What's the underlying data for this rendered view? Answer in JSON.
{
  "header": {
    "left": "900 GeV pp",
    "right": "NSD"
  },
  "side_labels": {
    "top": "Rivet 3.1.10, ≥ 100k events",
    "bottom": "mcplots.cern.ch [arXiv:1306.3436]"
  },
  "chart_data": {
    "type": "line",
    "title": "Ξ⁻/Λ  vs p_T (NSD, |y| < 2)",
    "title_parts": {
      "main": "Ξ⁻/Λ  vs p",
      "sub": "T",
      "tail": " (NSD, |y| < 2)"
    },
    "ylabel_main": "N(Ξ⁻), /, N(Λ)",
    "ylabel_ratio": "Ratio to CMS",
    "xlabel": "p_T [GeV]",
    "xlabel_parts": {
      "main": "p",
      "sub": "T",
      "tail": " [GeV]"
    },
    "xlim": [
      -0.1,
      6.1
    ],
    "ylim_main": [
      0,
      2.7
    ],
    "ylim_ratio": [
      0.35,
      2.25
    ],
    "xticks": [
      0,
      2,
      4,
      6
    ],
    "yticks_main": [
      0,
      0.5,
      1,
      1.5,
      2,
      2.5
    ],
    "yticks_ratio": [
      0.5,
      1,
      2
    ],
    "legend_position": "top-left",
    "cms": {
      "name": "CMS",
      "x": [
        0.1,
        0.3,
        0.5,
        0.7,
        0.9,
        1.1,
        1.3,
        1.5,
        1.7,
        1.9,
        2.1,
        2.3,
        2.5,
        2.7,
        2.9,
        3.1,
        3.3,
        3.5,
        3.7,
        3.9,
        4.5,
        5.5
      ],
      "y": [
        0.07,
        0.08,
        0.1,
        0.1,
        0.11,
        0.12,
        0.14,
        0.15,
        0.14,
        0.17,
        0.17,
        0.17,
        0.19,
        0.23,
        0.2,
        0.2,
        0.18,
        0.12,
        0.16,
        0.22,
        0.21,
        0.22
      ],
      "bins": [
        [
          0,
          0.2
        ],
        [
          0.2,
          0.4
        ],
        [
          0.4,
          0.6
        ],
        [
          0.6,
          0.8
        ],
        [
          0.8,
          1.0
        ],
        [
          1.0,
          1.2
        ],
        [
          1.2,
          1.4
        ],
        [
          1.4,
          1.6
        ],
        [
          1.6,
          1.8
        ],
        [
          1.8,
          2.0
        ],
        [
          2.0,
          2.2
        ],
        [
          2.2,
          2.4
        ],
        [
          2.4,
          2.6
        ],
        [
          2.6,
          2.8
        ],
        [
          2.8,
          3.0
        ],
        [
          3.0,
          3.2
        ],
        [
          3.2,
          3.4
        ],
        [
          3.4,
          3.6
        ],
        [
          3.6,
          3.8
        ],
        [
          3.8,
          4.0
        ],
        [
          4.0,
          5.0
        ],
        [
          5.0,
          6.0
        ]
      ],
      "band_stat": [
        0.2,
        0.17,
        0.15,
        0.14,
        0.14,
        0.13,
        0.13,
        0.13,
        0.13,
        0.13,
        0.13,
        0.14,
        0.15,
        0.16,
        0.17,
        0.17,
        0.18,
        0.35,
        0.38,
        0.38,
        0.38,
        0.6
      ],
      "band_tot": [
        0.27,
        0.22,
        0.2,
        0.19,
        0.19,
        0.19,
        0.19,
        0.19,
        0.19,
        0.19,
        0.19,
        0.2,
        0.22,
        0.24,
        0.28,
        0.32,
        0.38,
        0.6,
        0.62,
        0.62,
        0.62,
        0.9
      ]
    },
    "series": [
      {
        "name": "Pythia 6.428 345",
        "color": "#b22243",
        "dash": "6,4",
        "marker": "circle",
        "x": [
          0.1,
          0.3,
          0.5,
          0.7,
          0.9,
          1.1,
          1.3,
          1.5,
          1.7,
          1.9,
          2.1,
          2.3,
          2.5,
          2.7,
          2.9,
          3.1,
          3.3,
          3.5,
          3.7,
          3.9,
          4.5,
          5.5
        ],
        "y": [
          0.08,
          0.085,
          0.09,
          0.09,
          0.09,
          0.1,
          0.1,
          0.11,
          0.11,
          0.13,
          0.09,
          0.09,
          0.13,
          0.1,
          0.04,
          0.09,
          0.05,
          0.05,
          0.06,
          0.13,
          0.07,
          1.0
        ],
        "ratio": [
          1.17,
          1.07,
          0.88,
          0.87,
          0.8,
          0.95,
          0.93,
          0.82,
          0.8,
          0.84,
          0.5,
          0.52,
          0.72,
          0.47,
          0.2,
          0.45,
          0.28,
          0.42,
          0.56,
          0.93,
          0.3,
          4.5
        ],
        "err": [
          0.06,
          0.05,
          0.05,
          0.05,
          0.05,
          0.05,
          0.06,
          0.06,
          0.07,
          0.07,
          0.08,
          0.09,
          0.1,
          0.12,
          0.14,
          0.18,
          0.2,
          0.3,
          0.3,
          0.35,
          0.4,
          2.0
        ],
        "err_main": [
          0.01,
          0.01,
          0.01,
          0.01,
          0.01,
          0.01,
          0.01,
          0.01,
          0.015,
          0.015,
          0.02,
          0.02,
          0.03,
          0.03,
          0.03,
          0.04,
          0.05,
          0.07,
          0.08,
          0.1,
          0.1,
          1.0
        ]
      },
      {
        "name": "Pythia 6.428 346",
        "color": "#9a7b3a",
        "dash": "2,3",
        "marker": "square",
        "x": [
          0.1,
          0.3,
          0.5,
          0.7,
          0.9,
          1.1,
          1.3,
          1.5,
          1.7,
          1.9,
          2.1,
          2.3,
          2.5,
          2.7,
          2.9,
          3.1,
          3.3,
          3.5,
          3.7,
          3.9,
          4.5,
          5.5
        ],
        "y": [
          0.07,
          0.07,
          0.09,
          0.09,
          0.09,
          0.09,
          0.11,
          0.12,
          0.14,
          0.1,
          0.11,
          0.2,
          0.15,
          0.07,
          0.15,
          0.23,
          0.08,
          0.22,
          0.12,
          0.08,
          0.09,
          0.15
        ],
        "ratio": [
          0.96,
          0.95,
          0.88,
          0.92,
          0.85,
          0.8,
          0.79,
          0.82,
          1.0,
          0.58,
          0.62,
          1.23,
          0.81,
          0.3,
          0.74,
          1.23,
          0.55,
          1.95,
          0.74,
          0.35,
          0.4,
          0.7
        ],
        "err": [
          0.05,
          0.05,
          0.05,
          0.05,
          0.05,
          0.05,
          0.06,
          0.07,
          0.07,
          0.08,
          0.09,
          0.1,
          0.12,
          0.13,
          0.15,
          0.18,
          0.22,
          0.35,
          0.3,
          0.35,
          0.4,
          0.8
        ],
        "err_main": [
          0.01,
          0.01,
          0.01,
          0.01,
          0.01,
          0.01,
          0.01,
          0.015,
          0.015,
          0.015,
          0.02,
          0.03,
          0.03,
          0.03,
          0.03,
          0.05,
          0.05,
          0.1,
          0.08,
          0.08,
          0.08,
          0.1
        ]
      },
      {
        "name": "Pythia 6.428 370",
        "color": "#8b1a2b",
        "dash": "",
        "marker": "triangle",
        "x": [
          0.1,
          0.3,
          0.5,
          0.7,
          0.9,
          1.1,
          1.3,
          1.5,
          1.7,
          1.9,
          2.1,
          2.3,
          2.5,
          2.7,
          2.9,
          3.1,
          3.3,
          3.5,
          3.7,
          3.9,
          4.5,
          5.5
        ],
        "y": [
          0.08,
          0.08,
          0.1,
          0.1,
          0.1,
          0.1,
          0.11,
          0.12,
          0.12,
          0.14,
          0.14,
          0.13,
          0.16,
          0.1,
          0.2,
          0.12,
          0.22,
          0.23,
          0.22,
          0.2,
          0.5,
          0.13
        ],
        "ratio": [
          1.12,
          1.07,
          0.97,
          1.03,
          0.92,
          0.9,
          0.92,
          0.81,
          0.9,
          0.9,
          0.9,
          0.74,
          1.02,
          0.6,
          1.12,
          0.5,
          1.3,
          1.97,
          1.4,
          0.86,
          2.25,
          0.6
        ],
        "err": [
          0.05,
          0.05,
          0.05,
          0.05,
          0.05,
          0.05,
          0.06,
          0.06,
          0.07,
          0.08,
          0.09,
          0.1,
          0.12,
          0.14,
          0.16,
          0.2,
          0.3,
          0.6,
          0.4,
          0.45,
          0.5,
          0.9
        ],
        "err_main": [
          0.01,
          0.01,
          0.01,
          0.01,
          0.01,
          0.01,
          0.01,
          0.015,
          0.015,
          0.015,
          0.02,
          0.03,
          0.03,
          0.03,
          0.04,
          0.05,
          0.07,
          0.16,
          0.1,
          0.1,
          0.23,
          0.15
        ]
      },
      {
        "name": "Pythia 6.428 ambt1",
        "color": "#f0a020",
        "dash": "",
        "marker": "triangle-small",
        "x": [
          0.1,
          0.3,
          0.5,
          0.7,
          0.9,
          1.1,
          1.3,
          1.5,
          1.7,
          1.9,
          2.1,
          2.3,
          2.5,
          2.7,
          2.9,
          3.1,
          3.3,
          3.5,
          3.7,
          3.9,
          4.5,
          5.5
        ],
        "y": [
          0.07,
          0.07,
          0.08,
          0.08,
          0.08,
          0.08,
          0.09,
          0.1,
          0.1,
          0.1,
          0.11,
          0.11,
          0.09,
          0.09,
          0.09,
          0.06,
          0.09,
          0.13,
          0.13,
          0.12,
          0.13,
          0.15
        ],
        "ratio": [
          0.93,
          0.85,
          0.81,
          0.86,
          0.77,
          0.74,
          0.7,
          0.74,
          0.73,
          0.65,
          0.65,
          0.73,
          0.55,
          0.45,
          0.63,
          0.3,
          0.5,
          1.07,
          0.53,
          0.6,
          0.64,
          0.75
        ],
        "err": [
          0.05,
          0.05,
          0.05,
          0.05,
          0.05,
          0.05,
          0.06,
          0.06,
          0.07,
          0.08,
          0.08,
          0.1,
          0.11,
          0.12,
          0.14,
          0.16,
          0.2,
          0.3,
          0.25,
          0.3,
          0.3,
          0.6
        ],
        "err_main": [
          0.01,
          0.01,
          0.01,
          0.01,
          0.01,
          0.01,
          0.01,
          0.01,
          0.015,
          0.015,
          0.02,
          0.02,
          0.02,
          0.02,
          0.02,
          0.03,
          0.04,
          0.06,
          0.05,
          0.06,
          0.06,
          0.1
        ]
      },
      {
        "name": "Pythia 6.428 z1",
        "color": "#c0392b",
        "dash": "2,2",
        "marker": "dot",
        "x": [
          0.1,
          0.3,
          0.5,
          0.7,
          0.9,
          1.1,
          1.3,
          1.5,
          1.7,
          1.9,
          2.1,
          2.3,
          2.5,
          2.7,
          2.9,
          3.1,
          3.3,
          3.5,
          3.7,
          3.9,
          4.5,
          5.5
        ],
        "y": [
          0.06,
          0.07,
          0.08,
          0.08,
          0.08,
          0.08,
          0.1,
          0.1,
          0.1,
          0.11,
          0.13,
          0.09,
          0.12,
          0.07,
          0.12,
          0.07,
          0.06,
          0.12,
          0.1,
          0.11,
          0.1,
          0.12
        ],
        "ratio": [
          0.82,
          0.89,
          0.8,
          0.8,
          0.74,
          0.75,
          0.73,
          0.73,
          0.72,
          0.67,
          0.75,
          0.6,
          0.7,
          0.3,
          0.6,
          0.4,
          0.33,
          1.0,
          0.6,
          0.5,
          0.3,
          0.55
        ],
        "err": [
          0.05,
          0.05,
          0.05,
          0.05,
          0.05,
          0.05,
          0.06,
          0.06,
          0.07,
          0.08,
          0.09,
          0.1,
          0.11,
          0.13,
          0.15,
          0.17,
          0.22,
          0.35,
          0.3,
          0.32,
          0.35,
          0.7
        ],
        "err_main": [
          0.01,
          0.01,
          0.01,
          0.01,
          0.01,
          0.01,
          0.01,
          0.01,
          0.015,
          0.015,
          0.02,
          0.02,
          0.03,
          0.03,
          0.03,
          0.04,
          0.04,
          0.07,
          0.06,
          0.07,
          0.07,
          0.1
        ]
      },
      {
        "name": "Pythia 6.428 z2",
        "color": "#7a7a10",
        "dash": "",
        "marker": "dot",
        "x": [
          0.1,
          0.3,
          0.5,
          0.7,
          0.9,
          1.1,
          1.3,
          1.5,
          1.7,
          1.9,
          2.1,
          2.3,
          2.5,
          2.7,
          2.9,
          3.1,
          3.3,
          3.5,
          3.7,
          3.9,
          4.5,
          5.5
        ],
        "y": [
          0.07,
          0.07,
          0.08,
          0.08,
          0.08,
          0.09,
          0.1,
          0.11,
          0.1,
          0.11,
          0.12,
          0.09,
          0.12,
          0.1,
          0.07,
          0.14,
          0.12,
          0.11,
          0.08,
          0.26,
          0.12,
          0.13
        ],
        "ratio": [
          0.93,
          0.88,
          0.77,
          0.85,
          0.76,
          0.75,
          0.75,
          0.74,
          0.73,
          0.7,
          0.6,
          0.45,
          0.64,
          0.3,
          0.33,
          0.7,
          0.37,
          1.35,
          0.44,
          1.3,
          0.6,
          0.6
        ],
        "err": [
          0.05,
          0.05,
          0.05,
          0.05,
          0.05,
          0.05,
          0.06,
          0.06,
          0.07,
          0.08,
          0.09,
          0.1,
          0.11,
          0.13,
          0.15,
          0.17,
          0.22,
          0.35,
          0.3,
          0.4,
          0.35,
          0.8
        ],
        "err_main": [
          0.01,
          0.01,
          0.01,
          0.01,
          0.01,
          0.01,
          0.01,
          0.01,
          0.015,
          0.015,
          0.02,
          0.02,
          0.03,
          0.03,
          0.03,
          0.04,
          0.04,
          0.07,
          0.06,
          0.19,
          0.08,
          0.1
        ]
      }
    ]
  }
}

= = = =

WHAT IS NEEDED -
Go through the records and copy each line with "triangle" in it.

WRITTEN REPLY -
        "marker": "triangle",
        "marker": "triangle-small",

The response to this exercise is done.